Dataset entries
______________________________
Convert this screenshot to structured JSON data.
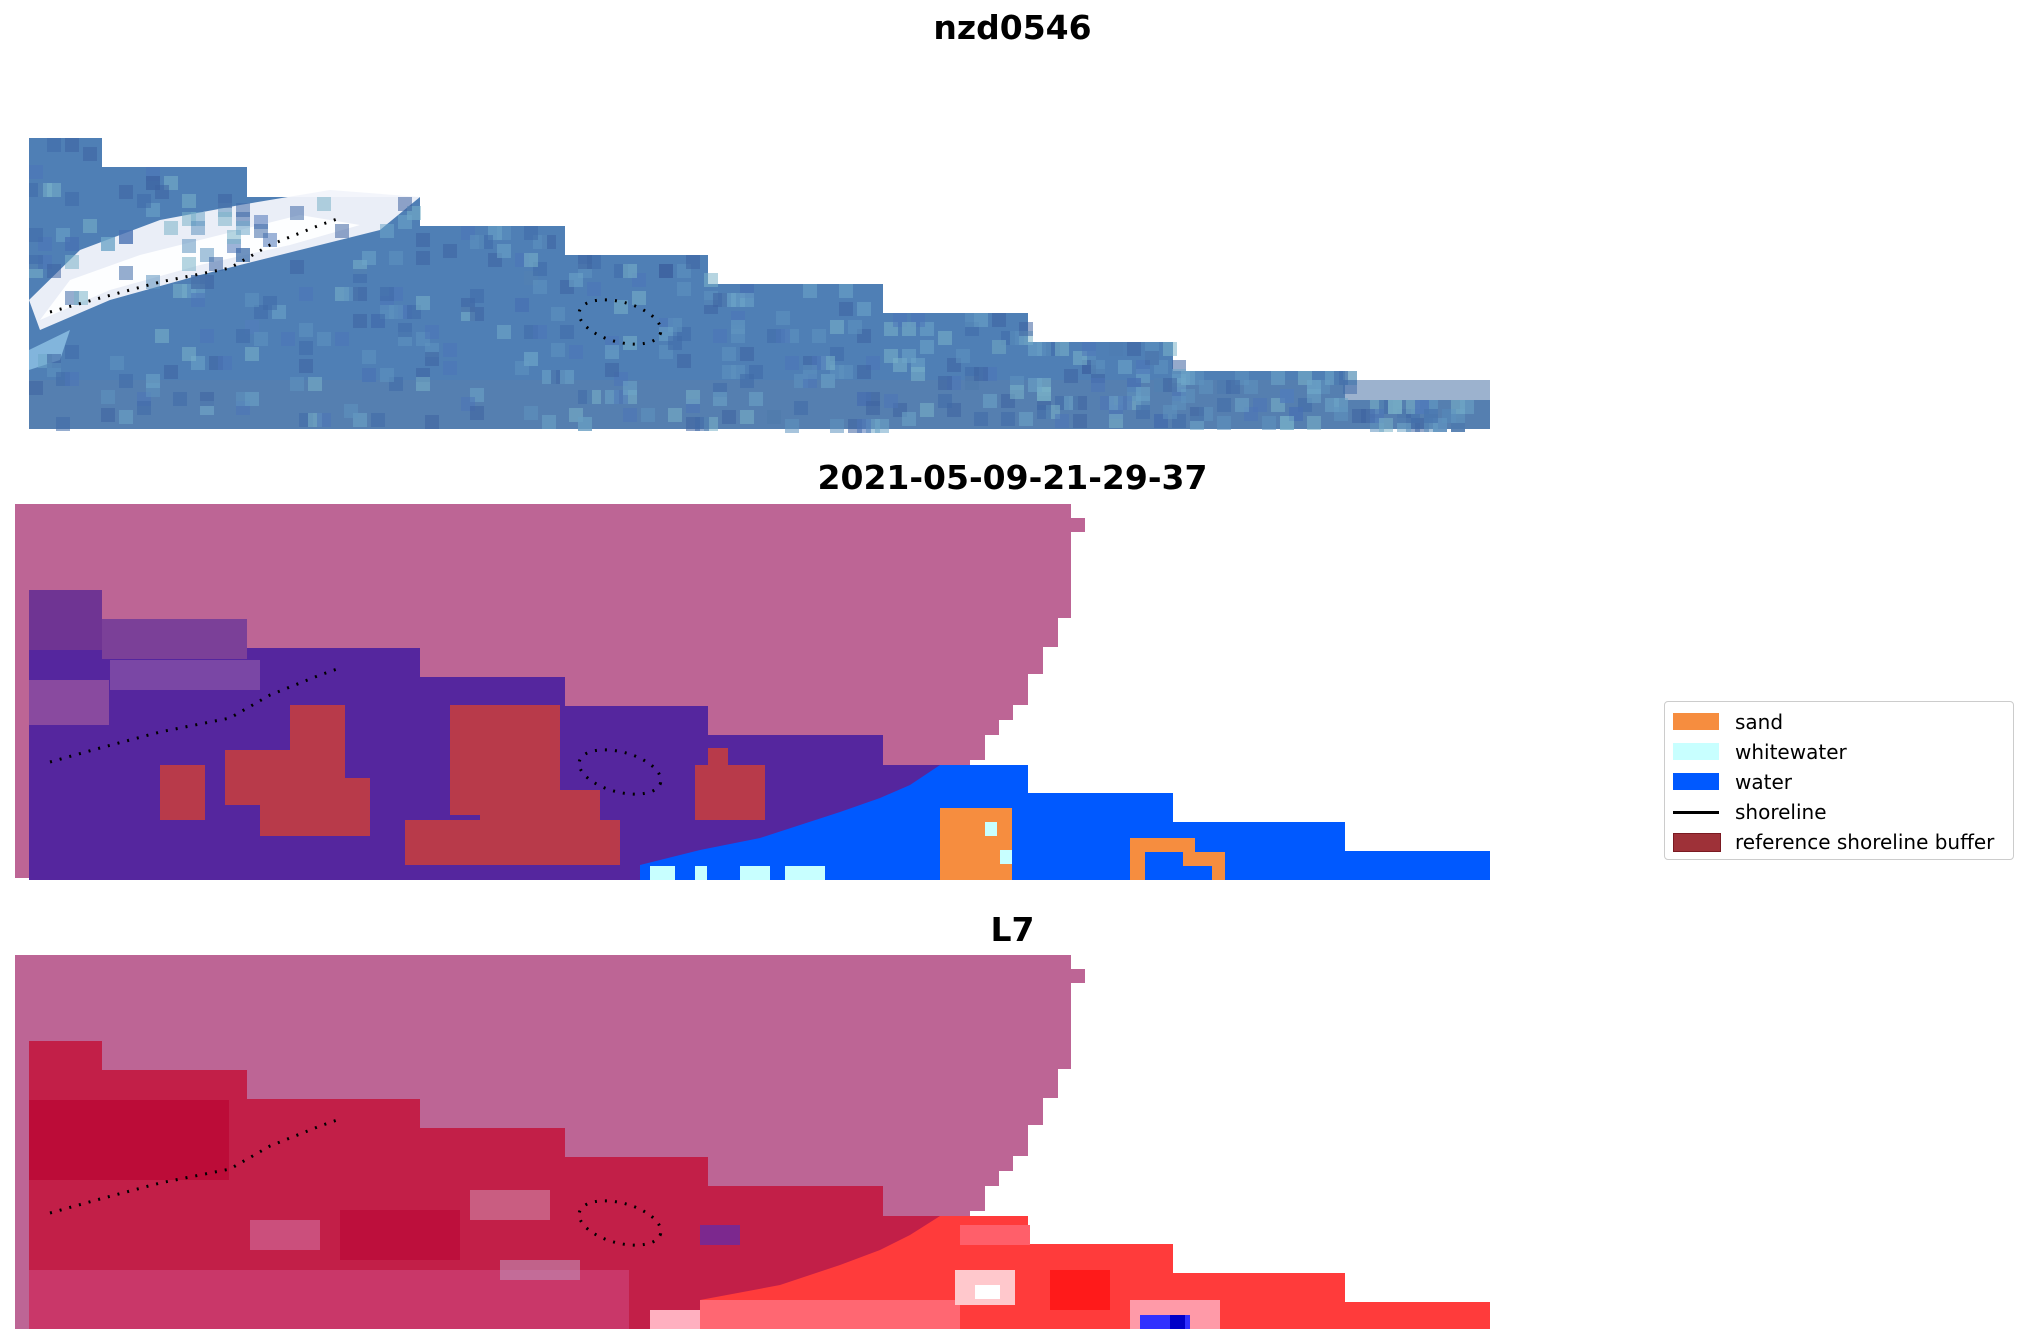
{
  "titles": {
    "panel1": "nzd0546",
    "panel2": "2021-05-09-21-29-37",
    "panel3": "L7"
  },
  "legend": [
    {
      "label": "sand",
      "color": "#f68d3f",
      "kind": "patch"
    },
    {
      "label": "whitewater",
      "color": "#c8ffff",
      "kind": "patch"
    },
    {
      "label": "water",
      "color": "#0059ff",
      "kind": "patch"
    },
    {
      "label": "shoreline",
      "color": "#000000",
      "kind": "line"
    },
    {
      "label": "reference shoreline buffer",
      "color": "#9e3138",
      "kind": "patch"
    }
  ],
  "colors": {
    "rgb_base": "#4a78b0",
    "rgb_whitewash": "#e8eef8",
    "mask": "#bd6595",
    "classified_land": "#55269e",
    "classified_buffer": "#b83a4a",
    "classified_water": "#0059ff",
    "classified_sand": "#f68d3f",
    "classified_white": "#c8ffff",
    "ndwi_land": "#c0204a",
    "ndwi_water": "#ff3b3b"
  }
}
______________________________
WHAT TO PRODUCE
Repeat the listing in full and exactly. Leave any pictures out.

SOLUTION BELOW
Convert this screenshot to structured JSON data.
{
  "titles": {
    "panel1": "nzd0546",
    "panel2": "2021-05-09-21-29-37",
    "panel3": "L7"
  },
  "legend": [
    {
      "label": "sand",
      "color": "#f68d3f",
      "kind": "patch"
    },
    {
      "label": "whitewater",
      "color": "#c8ffff",
      "kind": "patch"
    },
    {
      "label": "water",
      "color": "#0059ff",
      "kind": "patch"
    },
    {
      "label": "shoreline",
      "color": "#000000",
      "kind": "line"
    },
    {
      "label": "reference shoreline buffer",
      "color": "#9e3138",
      "kind": "patch"
    }
  ],
  "colors": {
    "rgb_base": "#4a78b0",
    "rgb_whitewash": "#e8eef8",
    "mask": "#bd6595",
    "classified_land": "#55269e",
    "classified_buffer": "#b83a4a",
    "classified_water": "#0059ff",
    "classified_sand": "#f68d3f",
    "classified_white": "#c8ffff",
    "ndwi_land": "#c0204a",
    "ndwi_water": "#ff3b3b"
  }
}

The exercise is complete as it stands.